[start of Provided material]

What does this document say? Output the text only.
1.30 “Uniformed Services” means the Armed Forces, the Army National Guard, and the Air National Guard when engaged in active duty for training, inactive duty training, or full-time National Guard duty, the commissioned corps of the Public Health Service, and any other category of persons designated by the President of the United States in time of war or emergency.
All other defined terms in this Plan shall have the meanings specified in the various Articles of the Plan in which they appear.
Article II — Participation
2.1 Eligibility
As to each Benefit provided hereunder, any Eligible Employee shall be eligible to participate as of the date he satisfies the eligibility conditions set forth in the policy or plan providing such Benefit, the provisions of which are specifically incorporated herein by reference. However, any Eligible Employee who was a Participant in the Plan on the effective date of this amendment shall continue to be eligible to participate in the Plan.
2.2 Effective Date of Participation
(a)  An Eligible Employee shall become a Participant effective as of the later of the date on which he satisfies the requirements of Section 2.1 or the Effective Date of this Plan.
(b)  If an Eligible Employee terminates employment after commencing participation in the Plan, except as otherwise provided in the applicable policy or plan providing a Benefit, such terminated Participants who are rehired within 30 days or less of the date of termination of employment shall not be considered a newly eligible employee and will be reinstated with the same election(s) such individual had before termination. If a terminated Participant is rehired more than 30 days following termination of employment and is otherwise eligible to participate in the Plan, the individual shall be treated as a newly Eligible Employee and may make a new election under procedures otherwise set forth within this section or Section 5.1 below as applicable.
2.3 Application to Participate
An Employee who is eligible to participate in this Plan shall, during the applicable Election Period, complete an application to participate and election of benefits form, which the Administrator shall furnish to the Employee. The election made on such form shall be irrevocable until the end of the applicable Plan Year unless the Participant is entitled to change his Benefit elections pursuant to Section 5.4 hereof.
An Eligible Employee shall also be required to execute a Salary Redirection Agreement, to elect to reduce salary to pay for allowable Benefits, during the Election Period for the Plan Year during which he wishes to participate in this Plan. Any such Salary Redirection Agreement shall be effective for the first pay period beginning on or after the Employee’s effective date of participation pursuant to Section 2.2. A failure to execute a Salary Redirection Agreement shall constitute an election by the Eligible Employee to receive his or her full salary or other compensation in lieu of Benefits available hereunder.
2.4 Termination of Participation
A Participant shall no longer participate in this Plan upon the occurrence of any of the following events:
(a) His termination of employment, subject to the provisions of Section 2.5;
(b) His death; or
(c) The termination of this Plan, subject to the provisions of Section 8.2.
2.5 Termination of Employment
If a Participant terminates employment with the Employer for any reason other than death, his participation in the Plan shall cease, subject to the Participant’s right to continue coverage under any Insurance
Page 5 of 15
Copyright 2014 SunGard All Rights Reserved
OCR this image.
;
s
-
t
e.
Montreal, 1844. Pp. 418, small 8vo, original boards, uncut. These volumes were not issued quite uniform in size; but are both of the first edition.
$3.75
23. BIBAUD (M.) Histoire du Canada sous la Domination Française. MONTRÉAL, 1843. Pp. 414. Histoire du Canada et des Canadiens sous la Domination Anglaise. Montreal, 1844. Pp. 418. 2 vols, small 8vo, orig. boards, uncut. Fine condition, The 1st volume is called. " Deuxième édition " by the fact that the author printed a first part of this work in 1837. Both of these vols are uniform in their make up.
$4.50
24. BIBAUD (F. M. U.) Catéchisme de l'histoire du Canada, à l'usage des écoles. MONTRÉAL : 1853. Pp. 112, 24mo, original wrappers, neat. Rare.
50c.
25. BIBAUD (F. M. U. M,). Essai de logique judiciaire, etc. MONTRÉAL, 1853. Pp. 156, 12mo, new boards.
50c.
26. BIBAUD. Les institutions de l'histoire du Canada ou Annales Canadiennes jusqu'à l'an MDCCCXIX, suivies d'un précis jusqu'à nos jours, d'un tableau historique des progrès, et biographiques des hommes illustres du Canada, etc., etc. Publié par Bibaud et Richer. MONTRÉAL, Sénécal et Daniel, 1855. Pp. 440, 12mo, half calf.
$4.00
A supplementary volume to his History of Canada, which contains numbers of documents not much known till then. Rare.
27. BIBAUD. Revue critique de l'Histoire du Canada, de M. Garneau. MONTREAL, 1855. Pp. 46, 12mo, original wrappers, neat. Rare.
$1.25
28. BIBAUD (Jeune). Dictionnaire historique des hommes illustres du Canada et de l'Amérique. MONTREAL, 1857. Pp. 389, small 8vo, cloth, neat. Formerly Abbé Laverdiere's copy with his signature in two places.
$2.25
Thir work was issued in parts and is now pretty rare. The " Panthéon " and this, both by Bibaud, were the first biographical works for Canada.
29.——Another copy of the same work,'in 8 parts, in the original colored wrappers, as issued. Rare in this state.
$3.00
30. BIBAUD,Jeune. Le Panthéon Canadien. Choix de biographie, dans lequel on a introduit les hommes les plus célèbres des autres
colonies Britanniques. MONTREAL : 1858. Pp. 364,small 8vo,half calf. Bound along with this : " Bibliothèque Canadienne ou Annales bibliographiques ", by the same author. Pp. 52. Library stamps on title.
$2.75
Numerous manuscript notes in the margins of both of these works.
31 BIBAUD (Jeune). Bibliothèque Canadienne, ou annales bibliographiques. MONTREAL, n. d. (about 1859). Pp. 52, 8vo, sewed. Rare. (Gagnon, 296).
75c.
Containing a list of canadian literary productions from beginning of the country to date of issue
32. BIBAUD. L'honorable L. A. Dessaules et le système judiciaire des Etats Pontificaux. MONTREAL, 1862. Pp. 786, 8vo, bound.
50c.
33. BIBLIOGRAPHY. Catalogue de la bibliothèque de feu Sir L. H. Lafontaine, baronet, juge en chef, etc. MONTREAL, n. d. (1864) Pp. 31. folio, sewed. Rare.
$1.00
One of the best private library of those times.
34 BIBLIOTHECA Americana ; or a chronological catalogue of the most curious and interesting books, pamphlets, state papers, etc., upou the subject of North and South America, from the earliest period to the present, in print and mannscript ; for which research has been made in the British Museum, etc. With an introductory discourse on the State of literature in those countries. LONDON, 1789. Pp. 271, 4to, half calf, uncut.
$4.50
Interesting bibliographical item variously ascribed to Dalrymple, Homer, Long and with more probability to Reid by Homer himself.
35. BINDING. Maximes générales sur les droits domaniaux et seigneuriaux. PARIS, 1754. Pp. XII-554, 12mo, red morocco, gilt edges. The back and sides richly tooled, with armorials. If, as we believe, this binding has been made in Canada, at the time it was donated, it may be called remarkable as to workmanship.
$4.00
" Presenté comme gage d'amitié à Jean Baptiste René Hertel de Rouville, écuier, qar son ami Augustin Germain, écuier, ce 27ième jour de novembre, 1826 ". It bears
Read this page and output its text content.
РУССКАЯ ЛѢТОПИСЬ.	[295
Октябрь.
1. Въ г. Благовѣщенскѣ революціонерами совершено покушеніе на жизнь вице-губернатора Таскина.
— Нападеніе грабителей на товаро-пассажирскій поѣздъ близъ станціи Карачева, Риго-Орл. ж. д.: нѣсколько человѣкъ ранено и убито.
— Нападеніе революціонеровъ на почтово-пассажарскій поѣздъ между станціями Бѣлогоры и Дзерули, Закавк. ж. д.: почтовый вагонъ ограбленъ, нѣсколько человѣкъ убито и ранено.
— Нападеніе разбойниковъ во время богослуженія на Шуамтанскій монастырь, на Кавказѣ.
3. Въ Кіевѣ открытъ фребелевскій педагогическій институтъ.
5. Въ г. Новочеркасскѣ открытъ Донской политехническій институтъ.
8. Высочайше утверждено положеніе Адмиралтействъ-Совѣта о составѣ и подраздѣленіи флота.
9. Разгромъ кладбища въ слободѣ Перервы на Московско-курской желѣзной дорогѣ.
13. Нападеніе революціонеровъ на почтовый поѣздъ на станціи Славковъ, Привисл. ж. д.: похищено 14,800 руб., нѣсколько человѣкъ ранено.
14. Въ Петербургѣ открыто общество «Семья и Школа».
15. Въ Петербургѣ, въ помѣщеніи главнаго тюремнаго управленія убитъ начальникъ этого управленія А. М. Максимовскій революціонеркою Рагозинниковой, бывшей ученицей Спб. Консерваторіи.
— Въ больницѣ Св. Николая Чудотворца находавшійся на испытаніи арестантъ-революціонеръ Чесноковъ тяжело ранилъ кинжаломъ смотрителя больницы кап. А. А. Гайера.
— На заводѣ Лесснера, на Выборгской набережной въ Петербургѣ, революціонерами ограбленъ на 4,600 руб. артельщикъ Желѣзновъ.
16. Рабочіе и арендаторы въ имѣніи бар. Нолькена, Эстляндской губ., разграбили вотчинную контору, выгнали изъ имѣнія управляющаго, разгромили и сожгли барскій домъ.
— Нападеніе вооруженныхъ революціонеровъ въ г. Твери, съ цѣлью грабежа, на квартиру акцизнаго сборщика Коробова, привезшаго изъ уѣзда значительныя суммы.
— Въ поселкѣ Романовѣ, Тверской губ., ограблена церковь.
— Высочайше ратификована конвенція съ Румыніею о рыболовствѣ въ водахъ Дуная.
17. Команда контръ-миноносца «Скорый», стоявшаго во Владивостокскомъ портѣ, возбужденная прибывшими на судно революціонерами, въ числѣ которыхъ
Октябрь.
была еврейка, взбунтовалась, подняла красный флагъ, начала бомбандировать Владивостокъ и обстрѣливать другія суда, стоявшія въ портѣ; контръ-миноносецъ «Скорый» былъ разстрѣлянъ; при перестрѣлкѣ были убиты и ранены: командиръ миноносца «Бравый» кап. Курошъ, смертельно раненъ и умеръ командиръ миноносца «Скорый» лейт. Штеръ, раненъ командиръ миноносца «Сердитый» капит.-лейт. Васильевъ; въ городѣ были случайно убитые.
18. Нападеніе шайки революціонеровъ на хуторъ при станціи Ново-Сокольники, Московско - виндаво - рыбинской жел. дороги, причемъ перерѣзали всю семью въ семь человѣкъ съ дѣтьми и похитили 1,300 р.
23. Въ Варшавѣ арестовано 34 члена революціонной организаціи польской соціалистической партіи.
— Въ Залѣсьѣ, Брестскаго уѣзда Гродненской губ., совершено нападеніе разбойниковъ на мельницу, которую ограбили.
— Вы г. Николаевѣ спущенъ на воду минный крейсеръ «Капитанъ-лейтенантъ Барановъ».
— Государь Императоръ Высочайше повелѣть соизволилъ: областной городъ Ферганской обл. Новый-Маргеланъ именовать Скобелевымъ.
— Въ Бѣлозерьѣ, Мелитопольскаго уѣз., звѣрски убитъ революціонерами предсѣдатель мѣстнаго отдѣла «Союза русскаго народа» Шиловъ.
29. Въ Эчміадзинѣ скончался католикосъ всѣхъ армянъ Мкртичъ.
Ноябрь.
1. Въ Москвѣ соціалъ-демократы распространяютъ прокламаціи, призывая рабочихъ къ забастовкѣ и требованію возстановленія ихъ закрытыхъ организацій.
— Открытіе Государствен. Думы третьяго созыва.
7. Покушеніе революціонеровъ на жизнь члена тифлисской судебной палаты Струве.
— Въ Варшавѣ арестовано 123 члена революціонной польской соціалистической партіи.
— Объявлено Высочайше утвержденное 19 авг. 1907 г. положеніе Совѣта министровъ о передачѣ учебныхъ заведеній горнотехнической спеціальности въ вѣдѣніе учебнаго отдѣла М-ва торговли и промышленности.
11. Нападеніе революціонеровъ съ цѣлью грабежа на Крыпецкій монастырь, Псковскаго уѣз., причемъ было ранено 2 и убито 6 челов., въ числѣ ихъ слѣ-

[end of Provided material]

» **Task brief**:
From the material, report only how many lines include the word "институтъ".

» **Final result**:
2